* EXERCISE AIM *
From the entries below, gather each line containing the word "caption".
>> Begin RECORDS PROVIDED
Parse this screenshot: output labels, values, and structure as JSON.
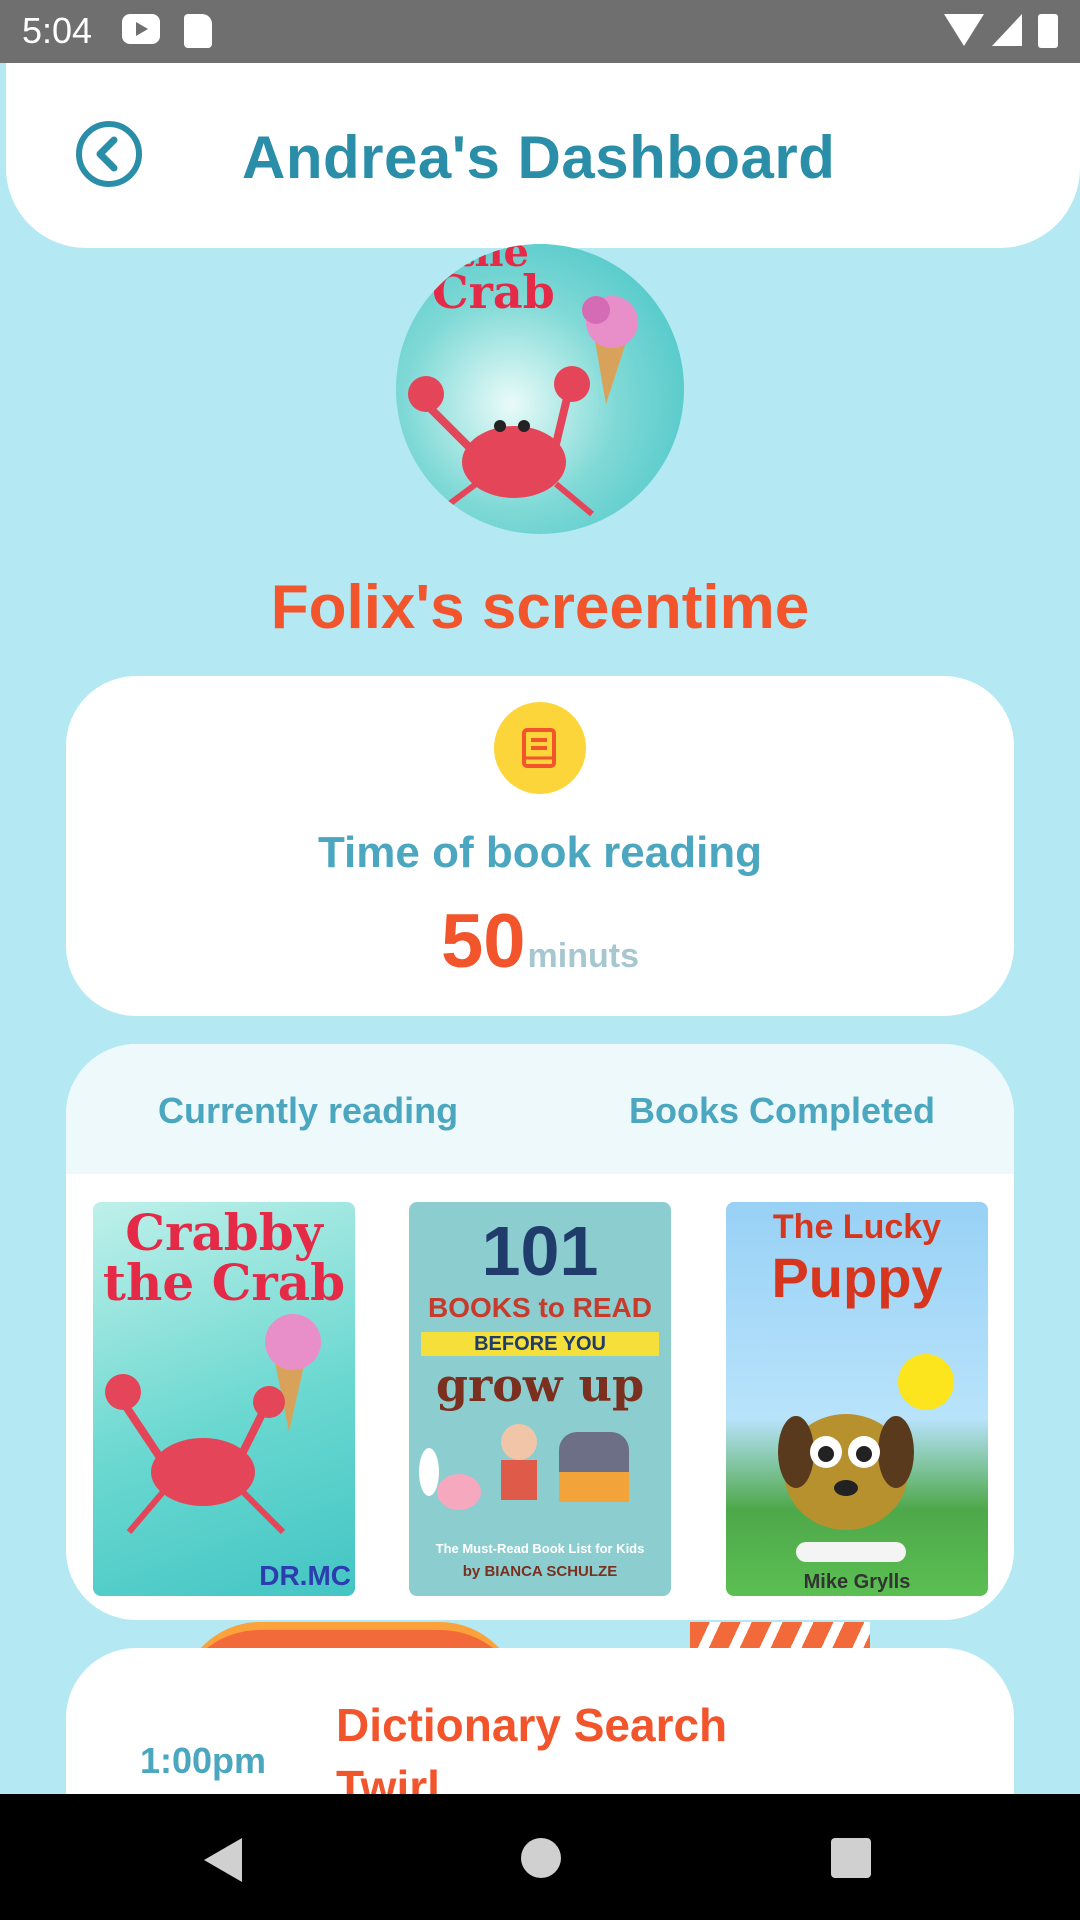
{
  "status_bar": {
    "time": "5:04",
    "icons": [
      "youtube-icon",
      "sd-card-icon",
      "wifi-icon",
      "signal-icon",
      "battery-icon"
    ]
  },
  "header": {
    "title": "Andrea's Dashboard",
    "back_icon": "chevron-left-circle-icon"
  },
  "profile": {
    "avatar_icon": "crab-avatar",
    "screentime_title": "Folix's screentime"
  },
  "reading": {
    "icon": "book-icon",
    "label": "Time of book reading",
    "minutes": "50",
    "unit": "minuts"
  },
  "books": {
    "tabs": [
      {
        "label": "Currently reading"
      },
      {
        "label": "Books Completed"
      }
    ],
    "covers": [
      {
        "title_line1": "Crabby the Crab",
        "author": "DR.MC"
      },
      {
        "number": "101",
        "line1": "BOOKS to READ",
        "line2": "BEFORE YOU",
        "line3": "grow up",
        "subtitle": "The Must-Read Book List for Kids",
        "author": "by BIANCA SCHULZE"
      },
      {
        "title_line1": "The Lucky",
        "title_line2": "Puppy",
        "author": "Mike Grylls"
      }
    ]
  },
  "schedule": {
    "time": "1:00pm",
    "title": "Dictionary Search Twirl"
  },
  "colors": {
    "background": "#b4e8f3",
    "primary_teal": "#2a8ea8",
    "accent_orange": "#f2552c",
    "muted_teal": "#4ba6bf",
    "icon_yellow": "#fcd53b"
  }
}
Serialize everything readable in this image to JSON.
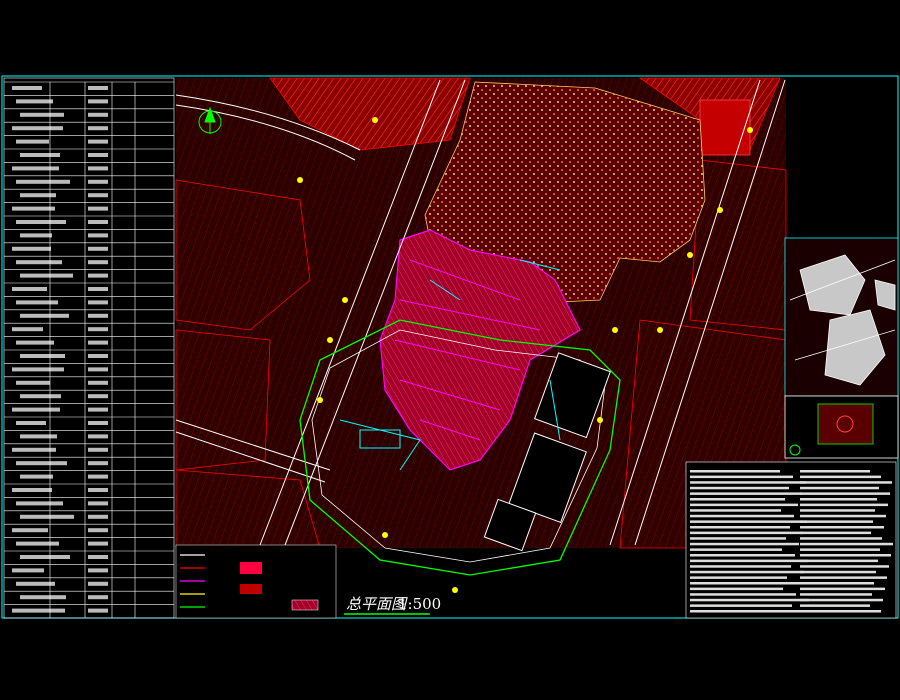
{
  "drawing": {
    "title": "总平面图",
    "scale": "1:500"
  },
  "colors": {
    "background": "#000000",
    "frame": "#00ffff",
    "site_fill": "#ff0000",
    "building": "#ff00ff",
    "green": "#00ff00",
    "yellow": "#ffff00",
    "white": "#ffffff",
    "road": "#ffffff"
  }
}
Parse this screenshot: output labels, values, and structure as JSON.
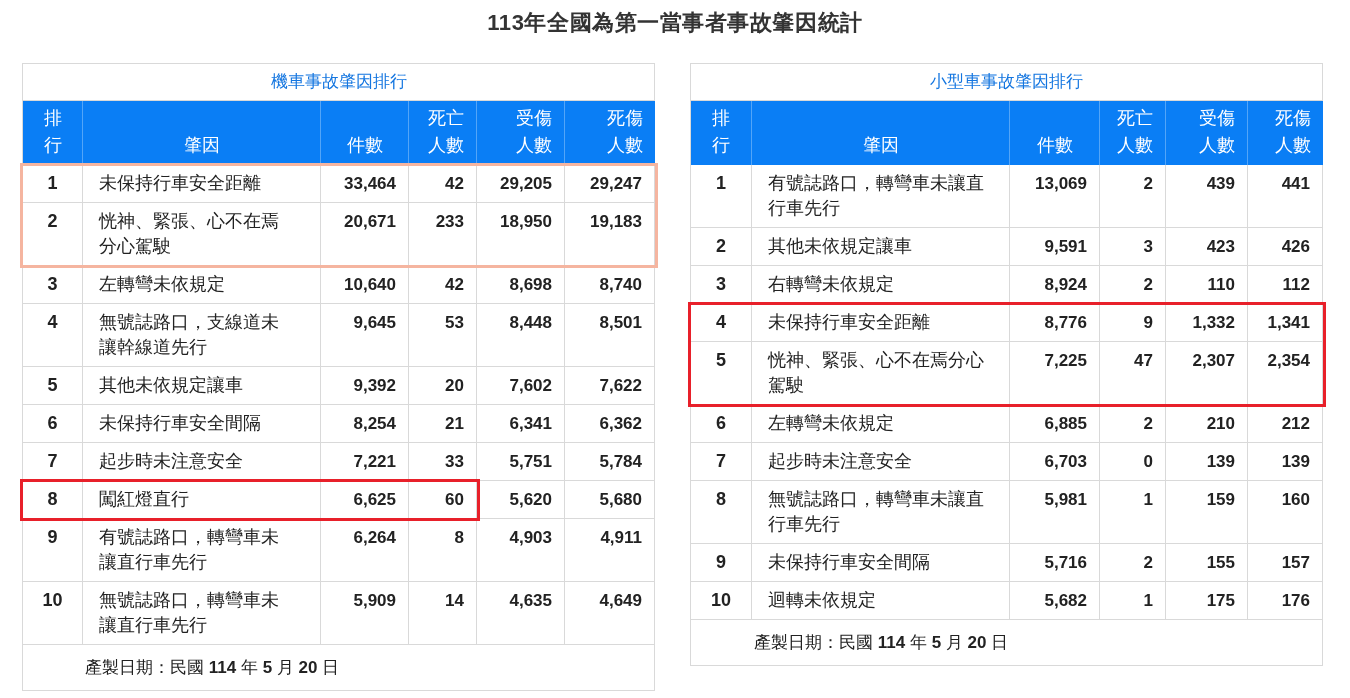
{
  "title": "113年全國為第一當事者事故肇因統計",
  "tables": [
    {
      "caption": "機車事故肇因排行",
      "columns": [
        "排行",
        "肇因",
        "件數",
        "死亡人數",
        "受傷人數",
        "死傷人數"
      ],
      "rows": [
        {
          "cells": [
            "1",
            "未保持行車安全距離",
            "33,464",
            "42",
            "29,205",
            "29,247"
          ],
          "highlight": {
            "color": "#f5b5a0",
            "partial": false
          }
        },
        {
          "cells": [
            "2",
            "恍神、緊張、心不在焉分心駕駛",
            "20,671",
            "233",
            "18,950",
            "19,183"
          ],
          "highlight": {
            "color": "#f5b5a0",
            "partial": false
          }
        },
        {
          "cells": [
            "3",
            "左轉彎未依規定",
            "10,640",
            "42",
            "8,698",
            "8,740"
          ]
        },
        {
          "cells": [
            "4",
            "無號誌路口，支線道未讓幹線道先行",
            "9,645",
            "53",
            "8,448",
            "8,501"
          ]
        },
        {
          "cells": [
            "5",
            "其他未依規定讓車",
            "9,392",
            "20",
            "7,602",
            "7,622"
          ]
        },
        {
          "cells": [
            "6",
            "未保持行車安全間隔",
            "8,254",
            "21",
            "6,341",
            "6,362"
          ]
        },
        {
          "cells": [
            "7",
            "起步時未注意安全",
            "7,221",
            "33",
            "5,751",
            "5,784"
          ]
        },
        {
          "cells": [
            "8",
            "闖紅燈直行",
            "6,625",
            "60",
            "5,620",
            "5,680"
          ],
          "highlight": {
            "color": "#e8202a",
            "partial": true
          }
        },
        {
          "cells": [
            "9",
            "有號誌路口，轉彎車未讓直行車先行",
            "6,264",
            "8",
            "4,903",
            "4,911"
          ]
        },
        {
          "cells": [
            "10",
            "無號誌路口，轉彎車未讓直行車先行",
            "5,909",
            "14",
            "4,635",
            "4,649"
          ]
        }
      ],
      "footer": "產製日期：民國 **114** 年 **5** 月 **20** 日"
    },
    {
      "caption": "小型車事故肇因排行",
      "columns": [
        "排行",
        "肇因",
        "件數",
        "死亡人數",
        "受傷人數",
        "死傷人數"
      ],
      "rows": [
        {
          "cells": [
            "1",
            "有號誌路口，轉彎車未讓直行車先行",
            "13,069",
            "2",
            "439",
            "441"
          ]
        },
        {
          "cells": [
            "2",
            "其他未依規定讓車",
            "9,591",
            "3",
            "423",
            "426"
          ]
        },
        {
          "cells": [
            "3",
            "右轉彎未依規定",
            "8,924",
            "2",
            "110",
            "112"
          ]
        },
        {
          "cells": [
            "4",
            "未保持行車安全距離",
            "8,776",
            "9",
            "1,332",
            "1,341"
          ],
          "highlight": {
            "color": "#e8202a",
            "partial": false
          }
        },
        {
          "cells": [
            "5",
            "恍神、緊張、心不在焉分心駕駛",
            "7,225",
            "47",
            "2,307",
            "2,354"
          ],
          "highlight": {
            "color": "#e8202a",
            "partial": false
          }
        },
        {
          "cells": [
            "6",
            "左轉彎未依規定",
            "6,885",
            "2",
            "210",
            "212"
          ]
        },
        {
          "cells": [
            "7",
            "起步時未注意安全",
            "6,703",
            "0",
            "139",
            "139"
          ]
        },
        {
          "cells": [
            "8",
            "無號誌路口，轉彎車未讓直行車先行",
            "5,981",
            "1",
            "159",
            "160"
          ]
        },
        {
          "cells": [
            "9",
            "未保持行車安全間隔",
            "5,716",
            "2",
            "155",
            "157"
          ]
        },
        {
          "cells": [
            "10",
            "迴轉未依規定",
            "5,682",
            "1",
            "175",
            "176"
          ]
        }
      ],
      "footer": "產製日期：民國 **114** 年 **5** 月 **20** 日"
    }
  ]
}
>> End RECORDS PROVIDED
* FULL RESPONSE *
      "caption": "機車事故肇因排行",
      "caption": "小型車事故肇因排行",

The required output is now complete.